__TASK DETAILS__
Copy out every record precisely.

Extracted records:
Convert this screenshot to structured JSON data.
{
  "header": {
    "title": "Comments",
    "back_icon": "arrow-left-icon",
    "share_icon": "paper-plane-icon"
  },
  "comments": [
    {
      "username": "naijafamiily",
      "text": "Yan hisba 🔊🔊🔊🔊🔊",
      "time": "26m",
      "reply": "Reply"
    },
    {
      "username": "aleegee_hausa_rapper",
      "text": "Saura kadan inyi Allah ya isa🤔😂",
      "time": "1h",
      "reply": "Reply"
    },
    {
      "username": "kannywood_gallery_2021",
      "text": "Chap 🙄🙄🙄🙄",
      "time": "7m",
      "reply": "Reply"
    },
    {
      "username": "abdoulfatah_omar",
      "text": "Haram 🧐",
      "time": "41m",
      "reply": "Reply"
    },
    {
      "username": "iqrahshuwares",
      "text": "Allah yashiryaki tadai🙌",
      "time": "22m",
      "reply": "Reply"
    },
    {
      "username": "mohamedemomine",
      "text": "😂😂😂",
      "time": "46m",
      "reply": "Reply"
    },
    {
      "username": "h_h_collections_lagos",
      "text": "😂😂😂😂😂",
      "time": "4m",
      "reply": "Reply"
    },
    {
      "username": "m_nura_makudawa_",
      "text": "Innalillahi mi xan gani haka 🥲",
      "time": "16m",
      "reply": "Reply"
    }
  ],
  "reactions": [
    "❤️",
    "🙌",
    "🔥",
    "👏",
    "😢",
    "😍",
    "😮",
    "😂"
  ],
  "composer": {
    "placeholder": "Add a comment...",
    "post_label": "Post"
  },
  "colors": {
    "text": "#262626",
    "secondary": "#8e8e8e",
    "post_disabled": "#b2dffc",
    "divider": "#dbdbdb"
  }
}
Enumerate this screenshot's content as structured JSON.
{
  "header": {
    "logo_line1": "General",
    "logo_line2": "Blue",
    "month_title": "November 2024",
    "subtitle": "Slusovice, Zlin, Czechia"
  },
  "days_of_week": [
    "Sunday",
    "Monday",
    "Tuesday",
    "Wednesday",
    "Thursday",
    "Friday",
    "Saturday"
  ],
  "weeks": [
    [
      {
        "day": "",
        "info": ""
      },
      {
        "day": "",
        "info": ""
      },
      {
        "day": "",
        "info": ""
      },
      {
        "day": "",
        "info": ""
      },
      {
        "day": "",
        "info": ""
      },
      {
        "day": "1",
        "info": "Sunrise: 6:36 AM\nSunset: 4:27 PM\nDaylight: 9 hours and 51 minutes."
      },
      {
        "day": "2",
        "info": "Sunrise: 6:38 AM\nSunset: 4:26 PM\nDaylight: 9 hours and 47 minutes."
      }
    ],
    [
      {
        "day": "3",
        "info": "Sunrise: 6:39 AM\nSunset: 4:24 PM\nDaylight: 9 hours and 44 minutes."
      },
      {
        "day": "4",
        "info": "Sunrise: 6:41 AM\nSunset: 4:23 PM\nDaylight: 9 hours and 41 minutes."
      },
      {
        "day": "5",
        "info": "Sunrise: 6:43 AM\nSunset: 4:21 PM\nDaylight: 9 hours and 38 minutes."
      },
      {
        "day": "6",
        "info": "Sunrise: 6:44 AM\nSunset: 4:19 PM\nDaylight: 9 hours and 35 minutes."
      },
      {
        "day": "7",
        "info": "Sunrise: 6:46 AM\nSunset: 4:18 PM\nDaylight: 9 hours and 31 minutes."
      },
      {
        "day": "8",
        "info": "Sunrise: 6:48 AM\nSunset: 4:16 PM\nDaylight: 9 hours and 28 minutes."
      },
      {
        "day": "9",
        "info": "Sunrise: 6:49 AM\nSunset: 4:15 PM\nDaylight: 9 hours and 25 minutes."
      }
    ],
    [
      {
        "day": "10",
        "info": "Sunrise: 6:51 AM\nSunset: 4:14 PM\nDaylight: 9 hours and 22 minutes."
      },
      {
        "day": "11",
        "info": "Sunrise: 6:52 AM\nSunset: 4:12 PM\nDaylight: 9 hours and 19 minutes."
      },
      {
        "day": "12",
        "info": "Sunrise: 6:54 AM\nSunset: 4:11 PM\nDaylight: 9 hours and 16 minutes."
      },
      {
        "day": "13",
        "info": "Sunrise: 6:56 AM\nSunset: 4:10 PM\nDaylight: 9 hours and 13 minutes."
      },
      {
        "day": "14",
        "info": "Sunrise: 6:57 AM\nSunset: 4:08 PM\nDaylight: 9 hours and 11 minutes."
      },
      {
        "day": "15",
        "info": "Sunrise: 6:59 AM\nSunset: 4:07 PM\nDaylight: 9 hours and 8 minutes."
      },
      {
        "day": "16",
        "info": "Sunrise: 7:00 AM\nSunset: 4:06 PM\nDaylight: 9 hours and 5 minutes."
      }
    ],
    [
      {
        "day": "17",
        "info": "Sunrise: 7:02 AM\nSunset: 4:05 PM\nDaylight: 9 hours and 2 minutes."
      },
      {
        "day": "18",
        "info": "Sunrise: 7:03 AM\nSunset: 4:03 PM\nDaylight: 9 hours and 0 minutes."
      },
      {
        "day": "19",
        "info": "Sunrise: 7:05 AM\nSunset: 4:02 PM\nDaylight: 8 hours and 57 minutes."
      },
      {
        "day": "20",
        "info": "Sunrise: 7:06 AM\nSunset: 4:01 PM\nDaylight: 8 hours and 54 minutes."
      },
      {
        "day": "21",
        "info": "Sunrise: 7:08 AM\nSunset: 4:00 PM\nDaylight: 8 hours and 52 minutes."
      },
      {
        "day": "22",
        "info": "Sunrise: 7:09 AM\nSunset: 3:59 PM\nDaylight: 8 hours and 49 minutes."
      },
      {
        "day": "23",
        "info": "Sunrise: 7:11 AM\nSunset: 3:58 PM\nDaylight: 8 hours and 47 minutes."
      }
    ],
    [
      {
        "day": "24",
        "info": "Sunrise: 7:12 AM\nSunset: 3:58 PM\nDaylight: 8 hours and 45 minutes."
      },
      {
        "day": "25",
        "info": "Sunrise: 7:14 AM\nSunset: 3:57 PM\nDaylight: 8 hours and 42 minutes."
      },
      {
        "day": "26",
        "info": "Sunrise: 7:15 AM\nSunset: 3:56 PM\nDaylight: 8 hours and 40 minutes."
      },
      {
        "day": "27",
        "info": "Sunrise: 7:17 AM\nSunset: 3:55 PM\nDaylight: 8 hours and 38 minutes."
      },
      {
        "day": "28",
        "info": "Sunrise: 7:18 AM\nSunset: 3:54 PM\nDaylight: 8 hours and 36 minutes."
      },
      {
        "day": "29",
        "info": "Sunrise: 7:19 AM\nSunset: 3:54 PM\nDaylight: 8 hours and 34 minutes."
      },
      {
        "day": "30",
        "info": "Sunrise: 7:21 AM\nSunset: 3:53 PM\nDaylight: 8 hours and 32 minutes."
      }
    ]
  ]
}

__EXPECTED OUTPUT__
Convert this screenshot to structured JSON data.
{
  "header": {
    "title": "Comments",
    "back_icon": "arrow-left-icon",
    "share_icon": "paper-plane-icon"
  },
  "comments": [
    {
      "username": "naijafamiily",
      "text": "Yan hisba 🔊🔊🔊🔊🔊",
      "time": "26m",
      "reply": "Reply"
    },
    {
      "username": "aleegee_hausa_rapper",
      "text": "Saura kadan inyi Allah ya isa🤔😂",
      "time": "1h",
      "reply": "Reply"
    },
    {
      "username": "kannywood_gallery_2021",
      "text": "Chap 🙄🙄🙄🙄",
      "time": "7m",
      "reply": "Reply"
    },
    {
      "username": "abdoulfatah_omar",
      "text": "Haram 🧐",
      "time": "41m",
      "reply": "Reply"
    },
    {
      "username": "iqrahshuwares",
      "text": "Allah yashiryaki tadai🙌",
      "time": "22m",
      "reply": "Reply"
    },
    {
      "username": "mohamedemomine",
      "text": "😂😂😂",
      "time": "46m",
      "reply": "Reply"
    },
    {
      "username": "h_h_collections_lagos",
      "text": "😂😂😂😂😂",
      "time": "4m",
      "reply": "Reply"
    },
    {
      "username": "m_nura_makudawa_",
      "text": "Innalillahi mi xan gani haka 🥲",
      "time": "16m",
      "reply": "Reply"
    }
  ],
  "reactions": [
    "❤️",
    "🙌",
    "🔥",
    "👏",
    "😢",
    "😍",
    "😮",
    "😂"
  ],
  "composer": {
    "placeholder": "Add a comment...",
    "post_label": "Post"
  },
  "colors": {
    "text": "#262626",
    "secondary": "#8e8e8e",
    "post_disabled": "#b2dffc",
    "divider": "#dbdbdb"
  }
}
Enumerate this screenshot's content as structured JSON.
{
  "header": {
    "logo_line1": "General",
    "logo_line2": "Blue",
    "month_title": "November 2024",
    "subtitle": "Slusovice, Zlin, Czechia"
  },
  "days_of_week": [
    "Sunday",
    "Monday",
    "Tuesday",
    "Wednesday",
    "Thursday",
    "Friday",
    "Saturday"
  ],
  "weeks": [
    [
      {
        "day": "",
        "info": ""
      },
      {
        "day": "",
        "info": ""
      },
      {
        "day": "",
        "info": ""
      },
      {
        "day": "",
        "info": ""
      },
      {
        "day": "",
        "info": ""
      },
      {
        "day": "1",
        "info": "Sunrise: 6:36 AM\nSunset: 4:27 PM\nDaylight: 9 hours and 51 minutes."
      },
      {
        "day": "2",
        "info": "Sunrise: 6:38 AM\nSunset: 4:26 PM\nDaylight: 9 hours and 47 minutes."
      }
    ],
    [
      {
        "day": "3",
        "info": "Sunrise: 6:39 AM\nSunset: 4:24 PM\nDaylight: 9 hours and 44 minutes."
      },
      {
        "day": "4",
        "info": "Sunrise: 6:41 AM\nSunset: 4:23 PM\nDaylight: 9 hours and 41 minutes."
      },
      {
        "day": "5",
        "info": "Sunrise: 6:43 AM\nSunset: 4:21 PM\nDaylight: 9 hours and 38 minutes."
      },
      {
        "day": "6",
        "info": "Sunrise: 6:44 AM\nSunset: 4:19 PM\nDaylight: 9 hours and 35 minutes."
      },
      {
        "day": "7",
        "info": "Sunrise: 6:46 AM\nSunset: 4:18 PM\nDaylight: 9 hours and 31 minutes."
      },
      {
        "day": "8",
        "info": "Sunrise: 6:48 AM\nSunset: 4:16 PM\nDaylight: 9 hours and 28 minutes."
      },
      {
        "day": "9",
        "info": "Sunrise: 6:49 AM\nSunset: 4:15 PM\nDaylight: 9 hours and 25 minutes."
      }
    ],
    [
      {
        "day": "10",
        "info": "Sunrise: 6:51 AM\nSunset: 4:14 PM\nDaylight: 9 hours and 22 minutes."
      },
      {
        "day": "11",
        "info": "Sunrise: 6:52 AM\nSunset: 4:12 PM\nDaylight: 9 hours and 19 minutes."
      },
      {
        "day": "12",
        "info": "Sunrise: 6:54 AM\nSunset: 4:11 PM\nDaylight: 9 hours and 16 minutes."
      },
      {
        "day": "13",
        "info": "Sunrise: 6:56 AM\nSunset: 4:10 PM\nDaylight: 9 hours and 13 minutes."
      },
      {
        "day": "14",
        "info": "Sunrise: 6:57 AM\nSunset: 4:08 PM\nDaylight: 9 hours and 11 minutes."
      },
      {
        "day": "15",
        "info": "Sunrise: 6:59 AM\nSunset: 4:07 PM\nDaylight: 9 hours and 8 minutes."
      },
      {
        "day": "16",
        "info": "Sunrise: 7:00 AM\nSunset: 4:06 PM\nDaylight: 9 hours and 5 minutes."
      }
    ],
    [
      {
        "day": "17",
        "info": "Sunrise: 7:02 AM\nSunset: 4:05 PM\nDaylight: 9 hours and 2 minutes."
      },
      {
        "day": "18",
        "info": "Sunrise: 7:03 AM\nSunset: 4:03 PM\nDaylight: 9 hours and 0 minutes."
      },
      {
        "day": "19",
        "info": "Sunrise: 7:05 AM\nSunset: 4:02 PM\nDaylight: 8 hours and 57 minutes."
      },
      {
        "day": "20",
        "info": "Sunrise: 7:06 AM\nSunset: 4:01 PM\nDaylight: 8 hours and 54 minutes."
      },
      {
        "day": "21",
        "info": "Sunrise: 7:08 AM\nSunset: 4:00 PM\nDaylight: 8 hours and 52 minutes."
      },
      {
        "day": "22",
        "info": "Sunrise: 7:09 AM\nSunset: 3:59 PM\nDaylight: 8 hours and 49 minutes."
      },
      {
        "day": "23",
        "info": "Sunrise: 7:11 AM\nSunset: 3:58 PM\nDaylight: 8 hours and 47 minutes."
      }
    ],
    [
      {
        "day": "24",
        "info": "Sunrise: 7:12 AM\nSunset: 3:58 PM\nDaylight: 8 hours and 45 minutes."
      },
      {
        "day": "25",
        "info": "Sunrise: 7:14 AM\nSunset: 3:57 PM\nDaylight: 8 hours and 42 minutes."
      },
      {
        "day": "26",
        "info": "Sunrise: 7:15 AM\nSunset: 3:56 PM\nDaylight: 8 hours and 40 minutes."
      },
      {
        "day": "27",
        "info": "Sunrise: 7:17 AM\nSunset: 3:55 PM\nDaylight: 8 hours and 38 minutes."
      },
      {
        "day": "28",
        "info": "Sunrise: 7:18 AM\nSunset: 3:54 PM\nDaylight: 8 hours and 36 minutes."
      },
      {
        "day": "29",
        "info": "Sunrise: 7:19 AM\nSunset: 3:54 PM\nDaylight: 8 hours and 34 minutes."
      },
      {
        "day": "30",
        "info": "Sunrise: 7:21 AM\nSunset: 3:53 PM\nDaylight: 8 hours and 32 minutes."
      }
    ]
  ]
}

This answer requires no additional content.